[START OF Exercise data]
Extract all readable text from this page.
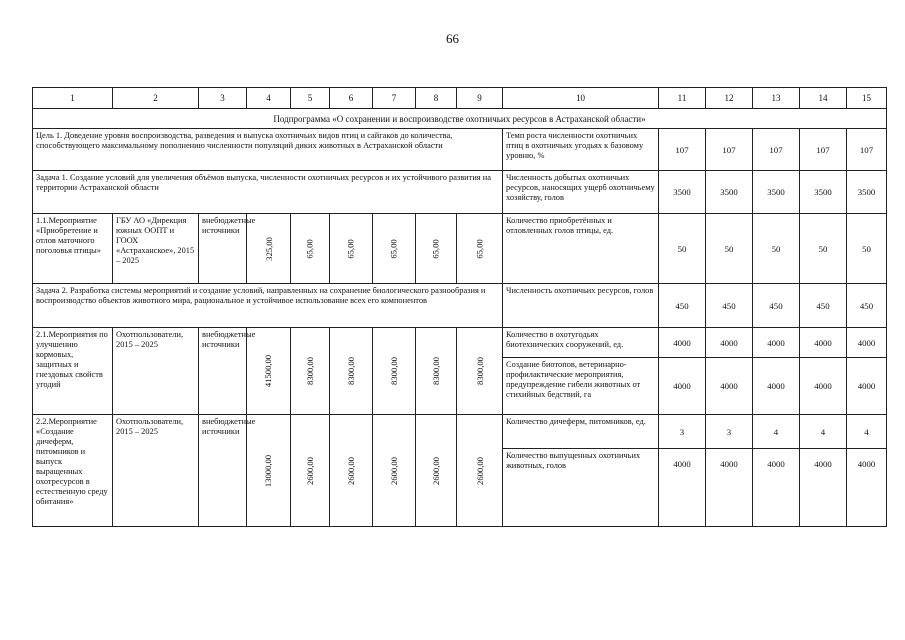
66
1	2	3	4	5	6	7	8	9	10	11	12	13	14	15
Подпрограмма «О сохранении и воспроизводстве охотничьих ресурсов в Астраханской области»														
Цель 1. Доведение уровня воспроизводства, разведения и выпуска охотничьих видов птиц и сайгаков до количества, способствующего максимальному пополнению численности популяций диких животных в Астраханской области									Темп роста численности охотничьих птиц в охотничьих угодьях к базовому уровню, %	107	107	107	107	107
Задача 1. Создание условий для увеличения объёмов выпуска, численности охотничьих ресурсов и их устойчивого развития на территории Астраханской области									Численность добытых охотничьих ресурсов, наносящих ущерб охотничьему хозяйству, голов	3500	3500	3500	3500	3500
1.1.Мероприятие «Приобретение и отлов маточного поголовья птицы»	ГБУ АО «Дирекция южных ООПТ и ГООХ «Астраханское», 2015 – 2025	внебюджетные источники	325,00	65,00	65,00	65,00	65,00	65,00	Количество приобретённых и отловленных голов птицы, ед.	50	50	50	50	50
Задача 2. Разработка системы мероприятий и создание условий, направленных на сохранение биологического разнообразия и воспроизводство объектов животного мира, рациональное и устойчивое использование всех его компонентов									Численность охотничьих ресурсов, голов	450	450	450	450	450
2.1.Мероприятия по улучшению кормовых, защитных и гнездовых свойств угодий	Охотпользователи, 2015 – 2025	внебюджетные источники	41500,00	8300,00	8300,00	8300,00	8300,00	8300,00	Количество в охотугодьях биотехнических сооружений, ед.	4000	4000	4000	4000	4000
									Создание биотопов, ветеринарно-профилактические мероприятия, предупреждение гибели животных от стихийных бедствий, га	4000	4000	4000	4000	4000
2.2.Мероприятие «Создание дичеферм, питомников и выпуск выращенных охотресурсов в естественную среду обитания»	Охотпользователи, 2015 – 2025	внебюджетные источники	13000,00	2600,00	2600,00	2600,00	2600,00	2600,00	Количество дичеферм, питомников, ед.	3	3	4	4	4
									Количество выпущенных охотничьих животных, голов	4000	4000	4000	4000	4000
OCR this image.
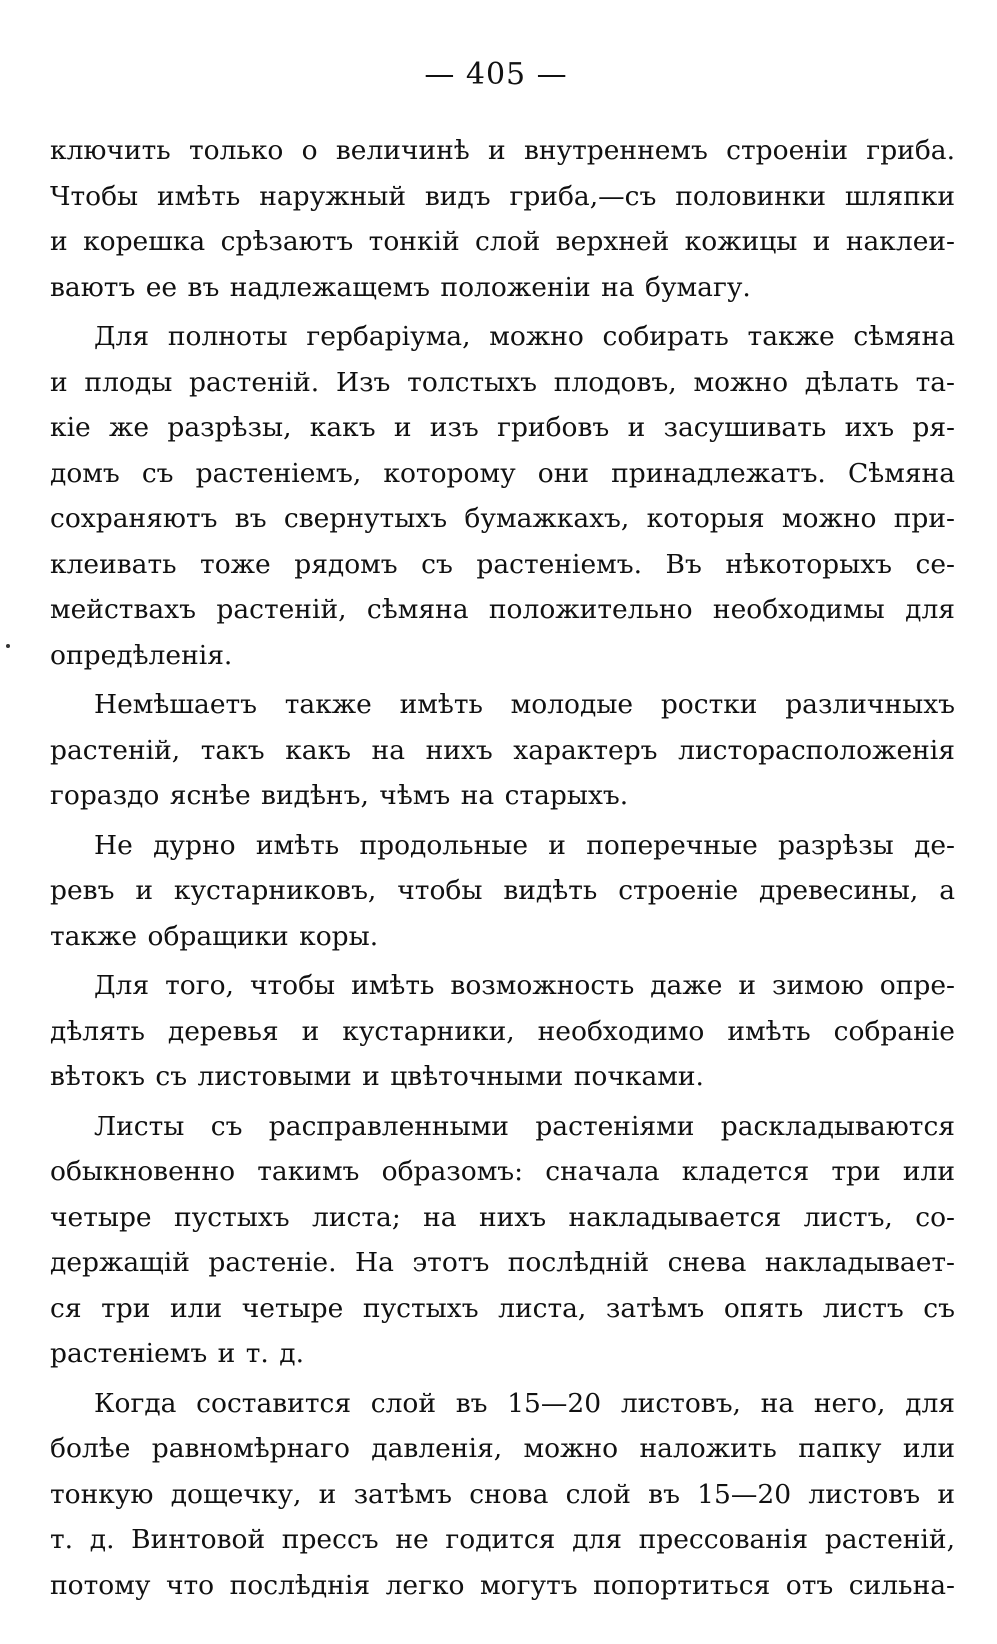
— 405 —
ключить только о величинѣ и внутреннемъ строеніи гриба.
Чтобы имѣть наружный видъ гриба,—съ половинки шляпки
и корешка срѣзаютъ тонкій слой верхней кожицы и наклеи-
ваютъ ее въ надлежащемъ положеніи на бумагу.
Для полноты гербаріума, можно собирать также сѣмяна
и плоды растеній. Изъ толстыхъ плодовъ, можно дѣлать та-
кіе же разрѣзы, какъ и изъ грибовъ и засушивать ихъ ря-
домъ съ растеніемъ, которому они принадлежатъ. Сѣмяна
сохраняютъ въ свернутыхъ бумажкахъ, которыя можно при-
клеивать тоже рядомъ съ растеніемъ. Въ нѣкоторыхъ се-
мействахъ растеній, сѣмяна положительно необходимы для
опредѣленія.
Немѣшаетъ также имѣть молодые ростки различныхъ
растеній, такъ какъ на нихъ характеръ листорасположенія
гораздо яснѣе видѣнъ, чѣмъ на старыхъ.
Не дурно имѣть продольные и поперечные разрѣзы де-
ревъ и кустарниковъ, чтобы видѣть строеніе древесины, а
также обращики коры.
Для того, чтобы имѣть возможность даже и зимою опре-
дѣлять деревья и кустарники, необходимо имѣть собраніе
вѣтокъ съ листовыми и цвѣточными почками.
Листы съ расправленными растеніями раскладываются
обыкновенно такимъ образомъ: сначала кладется три или
четыре пустыхъ листа; на нихъ накладывается листъ, со-
держащій растеніе. На этотъ послѣдній снева накладывает-
ся три или четыре пустыхъ листа, затѣмъ опять листъ съ
растеніемъ и т. д.
Когда составится слой въ 15—20 листовъ, на него, для
болѣе равномѣрнаго давленія, можно наложить папку или
тонкую дощечку, и затѣмъ снова слой въ 15—20 листовъ и
т. д. Винтовой прессъ не годится для прессованія растеній,
потому что послѣднія легко могутъ попортиться отъ сильна-
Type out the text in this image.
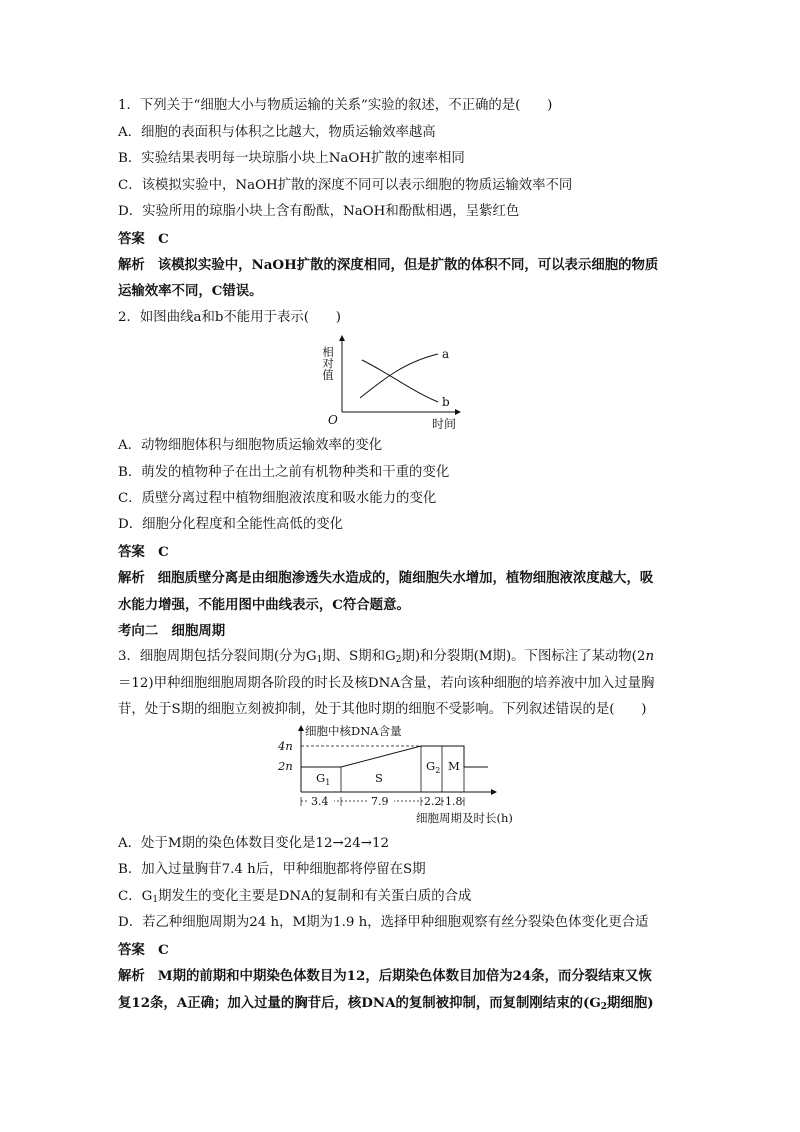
1．下列关于“细胞大小与物质运输的关系”实验的叙述，不正确的是(　　)
A．细胞的表面积与体积之比越大，物质运输效率越高
B．实验结果表明每一块琼脂小块上NaOH扩散的速率相同
C．该模拟实验中，NaOH扩散的深度不同可以表示细胞的物质运输效率不同
D．实验所用的琼脂小块上含有酚酞，NaOH和酚酞相遇，呈紫红色
答案　C
解析 该模拟实验中，NaOH扩散的深度相同，但是扩散的体积不同，可以表示细胞的物质
运输效率不同，C错误。
2．如图曲线a和b不能用于表示(　　)
相对值
O
a
b
时间
A．动物细胞体积与细胞物质运输效率的变化
B．萌发的植物种子在出土之前有机物种类和干重的变化
C．质壁分离过程中植物细胞液浓度和吸水能力的变化
D．细胞分化程度和全能性高低的变化
答案　C
解析 细胞质壁分离是由细胞渗透失水造成的，随细胞失水增加，植物细胞液浓度越大，吸
水能力增强，不能用图中曲线表示，C符合题意。
考向二　细胞周期
3．细胞周期包括分裂间期(分为$G_1$期、S期和$G_2$期)和分裂期(M期)。下图标注了某动物(2n
＝12)甲种细胞细胞周期各阶段的时长及核DNA含量，若向该种细胞的培养液中加入过量胸
苷，处于S期的细胞立刻被抑制，处于其他时期的细胞不受影响。下列叙述错误的是(　　)
细胞中核DNA含量
4n
2n
$G_1$	S
$G_2$ M
3.4	7.9	2.2 1.8
细胞周期及时长(h)
A．处于M期的染色体数目变化是12→24→12
B．加入过量胸苷7.4 h后，甲种细胞都将停留在S期
C．$G_1$期发生的变化主要是DNA的复制和有关蛋白质的合成
D．若乙种细胞周期为24 h，M期为1.9 h，选择甲种细胞观察有丝分裂染色体变化更合适
答案　C
解析 M期的前期和中期染色体数目为12，后期染色体数目加倍为24条，而分裂结束又恢
复12条，A正确；加入过量的胸苷后，核DNA的复制被抑制，而复制刚结束的($G_2$期细胞)
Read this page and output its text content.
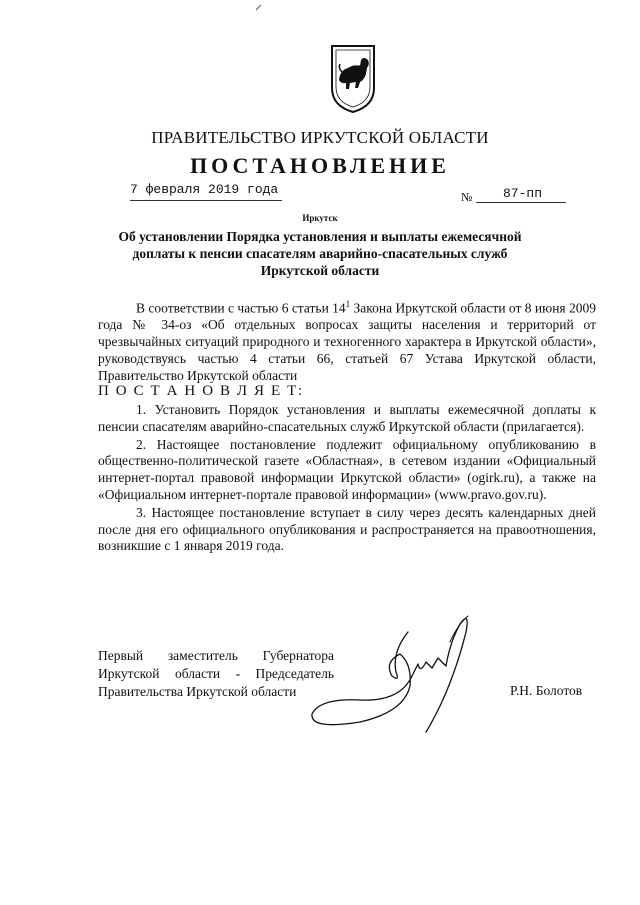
ПРАВИТЕЛЬСТВО ИРКУТСКОЙ ОБЛАСТИ
ПОСТАНОВЛЕНИЕ
7 февраля 2019 года	№ 87-пп
Иркутск
Об установлении Порядка установления и выплаты ежемесячной
доплаты к пенсии спасателям аварийно-спасательных служб
Иркутской области

В соответствии с частью 6 статьи $14^1$ Закона Иркутской области от 8 июня 2009 года № 34-оз «Об отдельных вопросах защиты населения и территорий от чрезвычайных ситуаций природного и техногенного характера в Иркутской области», руководствуясь частью 4 статьи 66, статьей 67 Устава Иркутской области, Правительство Иркутской области

П О С Т А Н О В Л Я Е Т:

1. Установить Порядок установления и выплаты ежемесячной доплаты к пенсии спасателям аварийно-спасательных служб Иркутской области (прилагается).

2. Настоящее постановление подлежит официальному опубликованию в общественно-политической газете «Областная», в сетевом издании «Официальный интернет-портал правовой информации Иркутской области» (ogirk.ru), а также на «Официальном интернет-портале правовой информации» (www.pravo.gov.ru).

3. Настоящее постановление вступает в силу через десять календарных дней после дня его официального опубликования и распространяется на правоотношения, возникшие с 1 января 2019 года.

Первый заместитель Губернатора
Иркутской области - Председатель
Правительства Иркутской области	Р.Н. Болотов
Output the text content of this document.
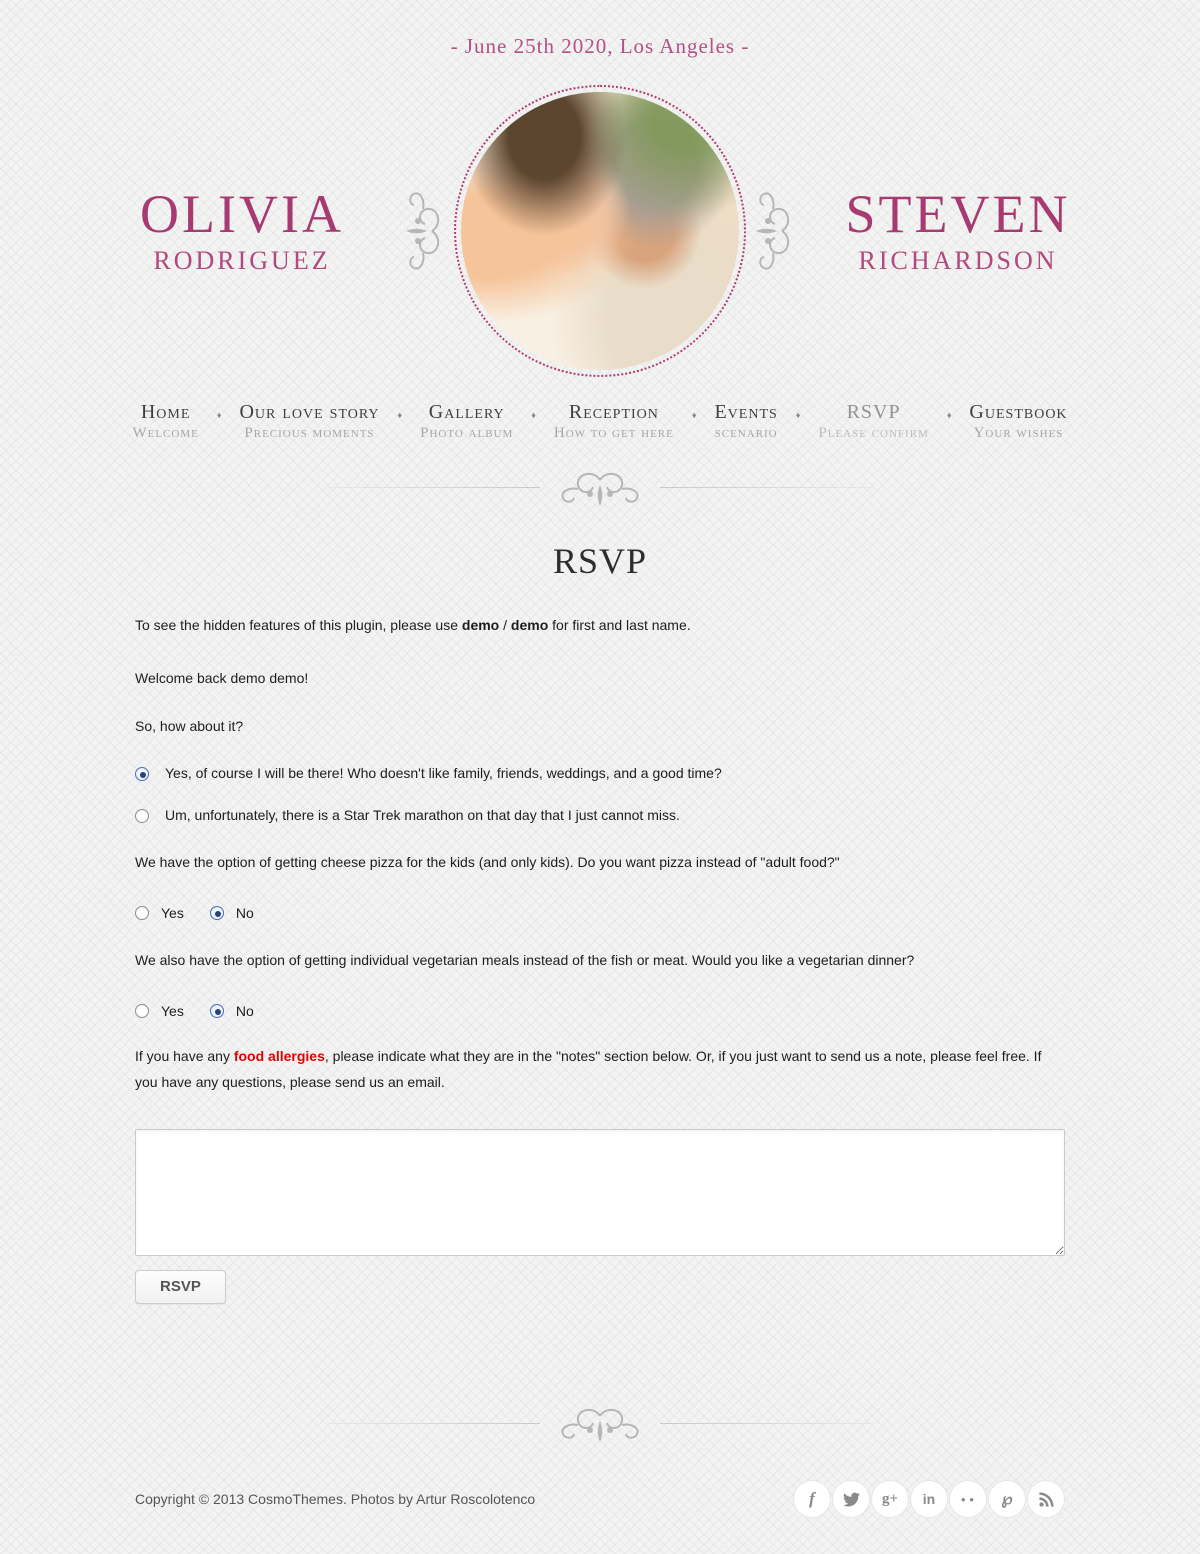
- June 25th 2020, Los Angeles -
OLIVIA
RODRIGUEZ
STEVEN
RICHARDSON
Home
Welcome
♦
Our love story
Precious moments
♦
Gallery
Photo album
♦
Reception
How to get here
♦
Events
scenario
♦
RSVP
Please confirm
♦
Guestbook
Your wishes
RSVP

To see the hidden features of this plugin, please use demo / demo for first and last name.

Welcome back demo demo!

So, how about it?

Yes, of course I will be there! Who doesn't like family, friends, weddings, and a good time?
Um, unfortunately, there is a Star Trek marathon on that day that I just cannot miss.

We have the option of getting cheese pizza for the kids (and only kids). Do you want pizza instead of "adult food?"

Yes	No

We also have the option of getting individual vegetarian meals instead of the fish or meat. Would you like a vegetarian dinner?

Yes	No

If you have any food allergies, please indicate what they are in the "notes" section below. Or, if you just want to send us a note, please feel free. If you have any questions, please send us an email.

RSVP
Copyright © 2013 CosmoThemes. Photos by Artur Roscolotenco
f
g+
in
● ●
℘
[END OF Exercise data]
**Exercise**
Find the lines containing "спасателям" and pull them out.

**Solved problem**
доплаты к пенсии спасателям аварийно-спасательных служб
1. Установить Порядок установления и выплаты ежемесячной доплаты к пенсии спасателям аварийно-спасательных служб Иркутской области (прилагается).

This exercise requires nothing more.